━━━ Given entries

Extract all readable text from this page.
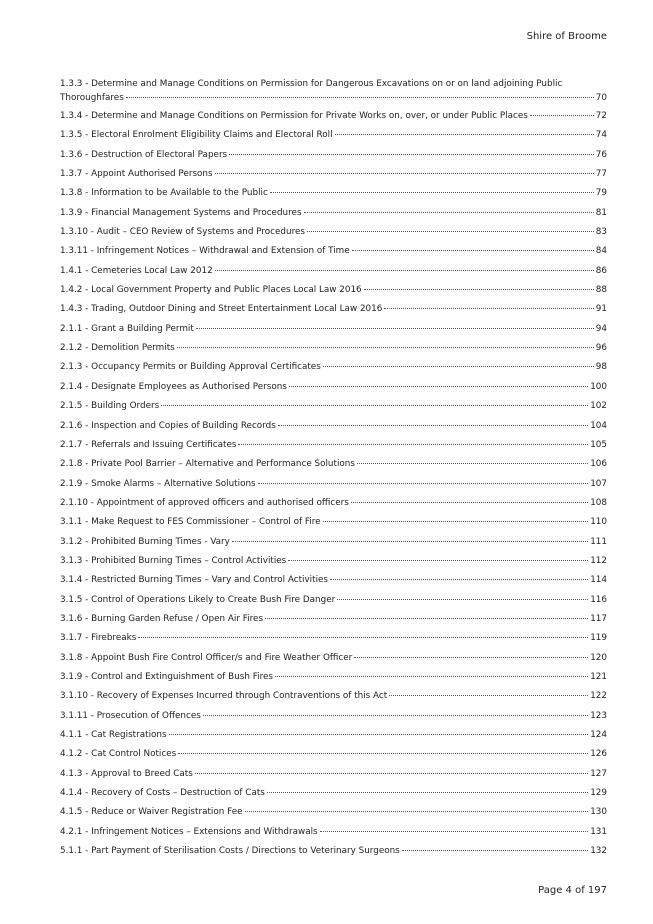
Shire of Broome
1.3.3 - Determine and Manage Conditions on Permission for Dangerous Excavations on or on land adjoining Public
Thoroughfares	70
1.3.4 - Determine and Manage Conditions on Permission for Private Works on, over, or under Public Places	72
1.3.5 - Electoral Enrolment Eligibility Claims and Electoral Roll	74
1.3.6 - Destruction of Electoral Papers	76
1.3.7 - Appoint Authorised Persons	77
1.3.8 - Information to be Available to the Public	79
1.3.9 - Financial Management Systems and Procedures	81
1.3.10 - Audit – CEO Review of Systems and Procedures	83
1.3.11 - Infringement Notices – Withdrawal and Extension of Time	84
1.4.1 - Cemeteries Local Law 2012	86
1.4.2 - Local Government Property and Public Places Local Law 2016	88
1.4.3 - Trading, Outdoor Dining and Street Entertainment Local Law 2016	91
2.1.1 - Grant a Building Permit	94
2.1.2 - Demolition Permits	96
2.1.3 - Occupancy Permits or Building Approval Certificates	98
2.1.4 - Designate Employees as Authorised Persons	100
2.1.5 - Building Orders	102
2.1.6 - Inspection and Copies of Building Records	104
2.1.7 - Referrals and Issuing Certificates	105
2.1.8 - Private Pool Barrier – Alternative and Performance Solutions	106
2.1.9 - Smoke Alarms – Alternative Solutions	107
2.1.10 - Appointment of approved officers and authorised officers	108
3.1.1 - Make Request to FES Commissioner – Control of Fire	110
3.1.2 - Prohibited Burning Times - Vary	111
3.1.3 - Prohibited Burning Times – Control Activities	112
3.1.4 - Restricted Burning Times – Vary and Control Activities	114
3.1.5 - Control of Operations Likely to Create Bush Fire Danger	116
3.1.6 - Burning Garden Refuse / Open Air Fires	117
3.1.7 - Firebreaks	119
3.1.8 - Appoint Bush Fire Control Officer/s and Fire Weather Officer	120
3.1.9 - Control and Extinguishment of Bush Fires	121
3.1.10 - Recovery of Expenses Incurred through Contraventions of this Act	122
3.1.11 - Prosecution of Offences	123
4.1.1 - Cat Registrations	124
4.1.2 - Cat Control Notices	126
4.1.3 - Approval to Breed Cats	127
4.1.4 - Recovery of Costs – Destruction of Cats	129
4.1.5 - Reduce or Waiver Registration Fee	130
4.2.1 - Infringement Notices – Extensions and Withdrawals	131
5.1.1 - Part Payment of Sterilisation Costs / Directions to Veterinary Surgeons	132
Page 4 of 197
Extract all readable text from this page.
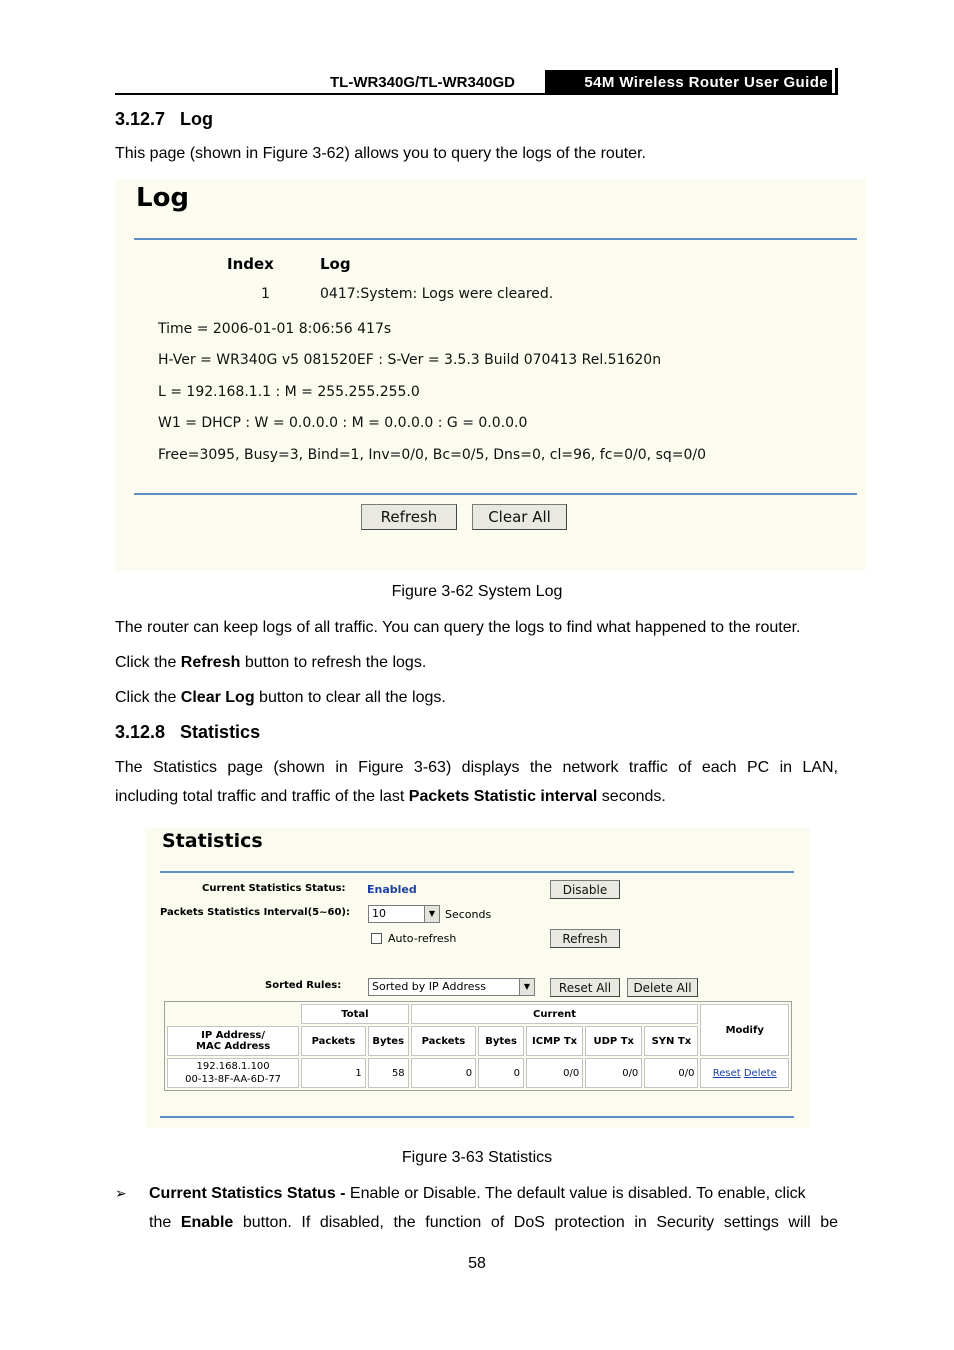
TL-WR340G/TL-WR340GD	54M Wireless Router User Guide
3.12.7 Log
This page (shown in Figure 3-62) allows you to query the logs of the router.
Log
Index	Log
1	0417:System: Logs were cleared.
Time = 2006-01-01 8:06:56 417s
H-Ver = WR340G v5 081520EF : S-Ver = 3.5.3 Build 070413 Rel.51620n
L = 192.168.1.1 : M = 255.255.255.0
W1 = DHCP : W = 0.0.0.0 : M = 0.0.0.0 : G = 0.0.0.0
Free=3095, Busy=3, Bind=1, Inv=0/0, Bc=0/5, Dns=0, cl=96, fc=0/0, sq=0/0
Refresh	Clear All
Figure 3-62 System Log
The router can keep logs of all traffic. You can query the logs to find what happened to the router.
Click the Refresh button to refresh the logs.
Click the Clear Log button to clear all the logs.
3.12.8 Statistics
The Statistics page (shown in Figure 3-63) displays the network traffic of each PC in LAN,
including total traffic and traffic of the last Packets Statistic interval seconds.
Statistics
Current Statistics Status: Enabled	Disable
Packets Statistics Interval(5~60):	10	▼ Seconds
Auto-refresh	Refresh
Sorted Rules:	Sorted by IP Address	▼	Reset All	Delete All
	Total		Current					Modify

IP Address/
MAC Address	Packets	Bytes	Packets	Bytes	ICMP Tx	UDP Tx	SYN Tx	

192.168.1.100
00-13-8F-AA-6D-77	1	58	0	0	0/0	0/0	0/0	Reset Delete
Figure 3-63 Statistics
➢ Current Statistics Status - Enable or Disable. The default value is disabled. To enable, click
the Enable button. If disabled, the function of DoS protection in Security settings will be
58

━━━━━━

• **Written instruction**
Transcribe the records above verbatim. Do not carry over any picture.

• **Task response**
Extract all readable text from this page.
Shire of Broome
1.3.3 - Determine and Manage Conditions on Permission for Dangerous Excavations on or on land adjoining Public
Thoroughfares	70
1.3.4 - Determine and Manage Conditions on Permission for Private Works on, over, or under Public Places	72
1.3.5 - Electoral Enrolment Eligibility Claims and Electoral Roll	74
1.3.6 - Destruction of Electoral Papers	76
1.3.7 - Appoint Authorised Persons	77
1.3.8 - Information to be Available to the Public	79
1.3.9 - Financial Management Systems and Procedures	81
1.3.10 - Audit – CEO Review of Systems and Procedures	83
1.3.11 - Infringement Notices – Withdrawal and Extension of Time	84
1.4.1 - Cemeteries Local Law 2012	86
1.4.2 - Local Government Property and Public Places Local Law 2016	88
1.4.3 - Trading, Outdoor Dining and Street Entertainment Local Law 2016	91
2.1.1 - Grant a Building Permit	94
2.1.2 - Demolition Permits	96
2.1.3 - Occupancy Permits or Building Approval Certificates	98
2.1.4 - Designate Employees as Authorised Persons	100
2.1.5 - Building Orders	102
2.1.6 - Inspection and Copies of Building Records	104
2.1.7 - Referrals and Issuing Certificates	105
2.1.8 - Private Pool Barrier – Alternative and Performance Solutions	106
2.1.9 - Smoke Alarms – Alternative Solutions	107
2.1.10 - Appointment of approved officers and authorised officers	108
3.1.1 - Make Request to FES Commissioner – Control of Fire	110
3.1.2 - Prohibited Burning Times - Vary	111
3.1.3 - Prohibited Burning Times – Control Activities	112
3.1.4 - Restricted Burning Times – Vary and Control Activities	114
3.1.5 - Control of Operations Likely to Create Bush Fire Danger	116
3.1.6 - Burning Garden Refuse / Open Air Fires	117
3.1.7 - Firebreaks	119
3.1.8 - Appoint Bush Fire Control Officer/s and Fire Weather Officer	120
3.1.9 - Control and Extinguishment of Bush Fires	121
3.1.10 - Recovery of Expenses Incurred through Contraventions of this Act	122
3.1.11 - Prosecution of Offences	123
4.1.1 - Cat Registrations	124
4.1.2 - Cat Control Notices	126
4.1.3 - Approval to Breed Cats	127
4.1.4 - Recovery of Costs – Destruction of Cats	129
4.1.5 - Reduce or Waiver Registration Fee	130
4.2.1 - Infringement Notices – Extensions and Withdrawals	131
5.1.1 - Part Payment of Sterilisation Costs / Directions to Veterinary Surgeons	132
Page 4 of 197
Extract all readable text from this page.
TL-WR340G/TL-WR340GD	54M Wireless Router User Guide
3.12.7 Log
This page (shown in Figure 3-62) allows you to query the logs of the router.
Log
Index	Log
1	0417:System: Logs were cleared.
Time = 2006-01-01 8:06:56 417s
H-Ver = WR340G v5 081520EF : S-Ver = 3.5.3 Build 070413 Rel.51620n
L = 192.168.1.1 : M = 255.255.255.0
W1 = DHCP : W = 0.0.0.0 : M = 0.0.0.0 : G = 0.0.0.0
Free=3095, Busy=3, Bind=1, Inv=0/0, Bc=0/5, Dns=0, cl=96, fc=0/0, sq=0/0
Refresh	Clear All
Figure 3-62 System Log
The router can keep logs of all traffic. You can query the logs to find what happened to the router.
Click the Refresh button to refresh the logs.
Click the Clear Log button to clear all the logs.
3.12.8 Statistics
The Statistics page (shown in Figure 3-63) displays the network traffic of each PC in LAN,
including total traffic and traffic of the last Packets Statistic interval seconds.
Statistics
Current Statistics Status: Enabled	Disable
Packets Statistics Interval(5~60):	10	▼ Seconds
Auto-refresh	Refresh
Sorted Rules:	Sorted by IP Address	▼	Reset All	Delete All
	Total		Current					Modify

IP Address/
MAC Address	Packets	Bytes	Packets	Bytes	ICMP Tx	UDP Tx	SYN Tx	

192.168.1.100
00-13-8F-AA-6D-77	1	58	0	0	0/0	0/0	0/0	Reset Delete
Figure 3-63 Statistics
➢ Current Statistics Status - Enable or Disable. The default value is disabled. To enable, click
the Enable button. If disabled, the function of DoS protection in Security settings will be
58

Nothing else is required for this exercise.